Directions for this task: Could you print every record below exactly as it appears?

▬▬▬▬▬▬

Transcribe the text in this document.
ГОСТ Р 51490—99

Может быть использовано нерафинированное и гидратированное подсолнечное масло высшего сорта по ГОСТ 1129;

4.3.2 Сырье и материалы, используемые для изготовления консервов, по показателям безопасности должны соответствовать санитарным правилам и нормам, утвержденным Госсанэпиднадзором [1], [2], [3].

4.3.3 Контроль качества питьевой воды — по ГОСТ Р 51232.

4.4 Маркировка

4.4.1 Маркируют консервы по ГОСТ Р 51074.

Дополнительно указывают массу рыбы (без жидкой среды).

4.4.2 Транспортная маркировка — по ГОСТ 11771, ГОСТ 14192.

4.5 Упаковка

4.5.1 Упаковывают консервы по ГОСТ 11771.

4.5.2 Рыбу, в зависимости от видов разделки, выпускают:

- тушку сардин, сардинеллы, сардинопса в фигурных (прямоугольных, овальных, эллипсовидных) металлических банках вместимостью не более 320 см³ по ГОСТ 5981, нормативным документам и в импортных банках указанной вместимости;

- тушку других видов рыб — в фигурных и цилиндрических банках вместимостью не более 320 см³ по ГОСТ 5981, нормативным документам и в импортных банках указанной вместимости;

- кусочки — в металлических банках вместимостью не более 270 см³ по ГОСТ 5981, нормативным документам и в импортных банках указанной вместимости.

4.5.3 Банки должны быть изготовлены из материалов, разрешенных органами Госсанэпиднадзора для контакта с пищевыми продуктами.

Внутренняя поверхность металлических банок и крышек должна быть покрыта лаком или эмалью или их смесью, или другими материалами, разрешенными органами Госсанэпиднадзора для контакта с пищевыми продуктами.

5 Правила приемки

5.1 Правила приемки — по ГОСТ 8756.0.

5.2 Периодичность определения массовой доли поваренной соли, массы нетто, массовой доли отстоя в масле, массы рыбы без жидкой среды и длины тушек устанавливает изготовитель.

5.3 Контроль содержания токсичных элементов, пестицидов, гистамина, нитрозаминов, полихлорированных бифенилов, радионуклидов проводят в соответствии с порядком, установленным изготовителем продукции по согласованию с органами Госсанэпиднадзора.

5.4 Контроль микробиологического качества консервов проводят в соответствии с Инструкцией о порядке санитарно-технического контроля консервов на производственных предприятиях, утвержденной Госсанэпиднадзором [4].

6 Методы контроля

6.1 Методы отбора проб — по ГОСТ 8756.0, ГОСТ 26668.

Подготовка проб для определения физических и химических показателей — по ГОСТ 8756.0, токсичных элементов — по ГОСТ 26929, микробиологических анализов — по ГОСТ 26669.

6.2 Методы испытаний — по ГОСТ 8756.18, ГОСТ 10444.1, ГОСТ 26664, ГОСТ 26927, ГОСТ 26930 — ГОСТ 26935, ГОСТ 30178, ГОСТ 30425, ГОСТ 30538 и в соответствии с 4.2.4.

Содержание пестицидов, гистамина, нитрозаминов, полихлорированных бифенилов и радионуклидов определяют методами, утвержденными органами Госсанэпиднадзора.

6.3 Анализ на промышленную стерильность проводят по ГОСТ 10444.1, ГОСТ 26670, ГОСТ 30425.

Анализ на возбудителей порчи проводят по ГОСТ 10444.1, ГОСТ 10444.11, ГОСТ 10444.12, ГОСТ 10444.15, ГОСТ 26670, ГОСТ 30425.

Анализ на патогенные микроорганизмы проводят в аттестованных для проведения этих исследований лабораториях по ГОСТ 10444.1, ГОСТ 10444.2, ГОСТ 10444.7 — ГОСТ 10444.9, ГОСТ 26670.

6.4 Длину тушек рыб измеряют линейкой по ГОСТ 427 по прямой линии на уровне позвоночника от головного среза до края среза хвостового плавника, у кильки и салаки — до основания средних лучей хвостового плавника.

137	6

▬▬▬▬▬▬

Solution for this exercise:
Transcribe the text in this document.
ГОСТ Р 51490—99

Может быть использовано нерафинированное и гидратированное подсолнечное масло высшего сорта по ГОСТ 1129;

4.3.2 Сырье и материалы, используемые для изготовления консервов, по показателям безопасности должны соответствовать санитарным правилам и нормам, утвержденным Госсанэпиднадзором [1], [2], [3].

4.3.3 Контроль качества питьевой воды — по ГОСТ Р 51232.

4.4 Маркировка

4.4.1 Маркируют консервы по ГОСТ Р 51074.

Дополнительно указывают массу рыбы (без жидкой среды).

4.4.2 Транспортная маркировка — по ГОСТ 11771, ГОСТ 14192.

4.5 Упаковка

4.5.1 Упаковывают консервы по ГОСТ 11771.

4.5.2 Рыбу, в зависимости от видов разделки, выпускают:

- тушку сардин, сардинеллы, сардинопса в фигурных (прямоугольных, овальных, эллипсовидных) металлических банках вместимостью не более 320 см³ по ГОСТ 5981, нормативным документам и в импортных банках указанной вместимости;

- тушку других видов рыб — в фигурных и цилиндрических банках вместимостью не более 320 см³ по ГОСТ 5981, нормативным документам и в импортных банках указанной вместимости;

- кусочки — в металлических банках вместимостью не более 270 см³ по ГОСТ 5981, нормативным документам и в импортных банках указанной вместимости.

4.5.3 Банки должны быть изготовлены из материалов, разрешенных органами Госсанэпиднадзора для контакта с пищевыми продуктами.

Внутренняя поверхность металлических банок и крышек должна быть покрыта лаком или эмалью или их смесью, или другими материалами, разрешенными органами Госсанэпиднадзора для контакта с пищевыми продуктами.

5 Правила приемки

5.1 Правила приемки — по ГОСТ 8756.0.

5.2 Периодичность определения массовой доли поваренной соли, массы нетто, массовой доли отстоя в масле, массы рыбы без жидкой среды и длины тушек устанавливает изготовитель.

5.3 Контроль содержания токсичных элементов, пестицидов, гистамина, нитрозаминов, полихлорированных бифенилов, радионуклидов проводят в соответствии с порядком, установленным изготовителем продукции по согласованию с органами Госсанэпиднадзора.

5.4 Контроль микробиологического качества консервов проводят в соответствии с Инструкцией о порядке санитарно-технического контроля консервов на производственных предприятиях, утвержденной Госсанэпиднадзором [4].

6 Методы контроля

6.1 Методы отбора проб — по ГОСТ 8756.0, ГОСТ 26668.

Подготовка проб для определения физических и химических показателей — по ГОСТ 8756.0, токсичных элементов — по ГОСТ 26929, микробиологических анализов — по ГОСТ 26669.

6.2 Методы испытаний — по ГОСТ 8756.18, ГОСТ 10444.1, ГОСТ 26664, ГОСТ 26927, ГОСТ 26930 — ГОСТ 26935, ГОСТ 30178, ГОСТ 30425, ГОСТ 30538 и в соответствии с 4.2.4.

Содержание пестицидов, гистамина, нитрозаминов, полихлорированных бифенилов и радионуклидов определяют методами, утвержденными органами Госсанэпиднадзора.

6.3 Анализ на промышленную стерильность проводят по ГОСТ 10444.1, ГОСТ 26670, ГОСТ 30425.

Анализ на возбудителей порчи проводят по ГОСТ 10444.1, ГОСТ 10444.11, ГОСТ 10444.12, ГОСТ 10444.15, ГОСТ 26670, ГОСТ 30425.

Анализ на патогенные микроорганизмы проводят в аттестованных для проведения этих исследований лабораториях по ГОСТ 10444.1, ГОСТ 10444.2, ГОСТ 10444.7 — ГОСТ 10444.9, ГОСТ 26670.

6.4 Длину тушек рыб измеряют линейкой по ГОСТ 427 по прямой линии на уровне позвоночника от головного среза до края среза хвостового плавника, у кильки и салаки — до основания средних лучей хвостового плавника.

137	6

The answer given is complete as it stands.